AIM :: Output the records exactly as they appear, with no pictures included.

(Collection entries)
START

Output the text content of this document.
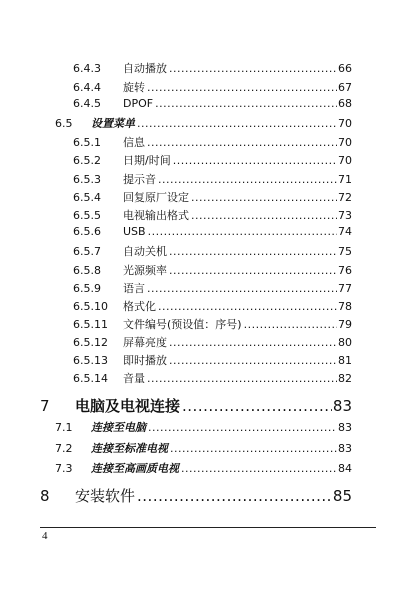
6.4.3	自动播放 .....	66
6.4.4	旋转 .....	67
6.4.5	DPOF .....	68
6.5	设置菜单 .....	70
6.5.1	信息 .....	70
6.5.2	日期/时间 .....	70
6.5.3	提示音 .....	71
6.5.4	回复原厂设定 .....	72
6.5.5	电视输出格式 .....	73
6.5.6	USB .....	74
6.5.7	自动关机 .....	75
6.5.8	光源频率 .....	76
6.5.9	语言 .....	77
6.5.10	格式化 .....	78
6.5.11	文件编号(预设值：序号) .....	79
6.5.12	屏幕亮度 .....	80
6.5.13	即时播放 .....	81
6.5.14	音量 .....	82
7	电脑及电视连接 .....	83
7.1	连接至电脑 .....	83
7.2	连接至标准电视 .....	83
7.3	连接至高画质电视 .....	84
8	安装软件 .....	85
4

END

SOLVED EXERCISE ::
Output the text content of this document.
6.4.3	自动播放 .....	66
6.4.4	旋转 .....	67
6.4.5	DPOF .....	68
6.5	设置菜单 .....	70
6.5.1	信息 .....	70
6.5.2	日期/时间 .....	70
6.5.3	提示音 .....	71
6.5.4	回复原厂设定 .....	72
6.5.5	电视输出格式 .....	73
6.5.6	USB .....	74
6.5.7	自动关机 .....	75
6.5.8	光源频率 .....	76
6.5.9	语言 .....	77
6.5.10	格式化 .....	78
6.5.11	文件编号(预设值：序号) .....	79
6.5.12	屏幕亮度 .....	80
6.5.13	即时播放 .....	81
6.5.14	音量 .....	82
7	电脑及电视连接 .....	83
7.1	连接至电脑 .....	83
7.2	连接至标准电视 .....	83
7.3	连接至高画质电视 .....	84
8	安装软件 .....	85
4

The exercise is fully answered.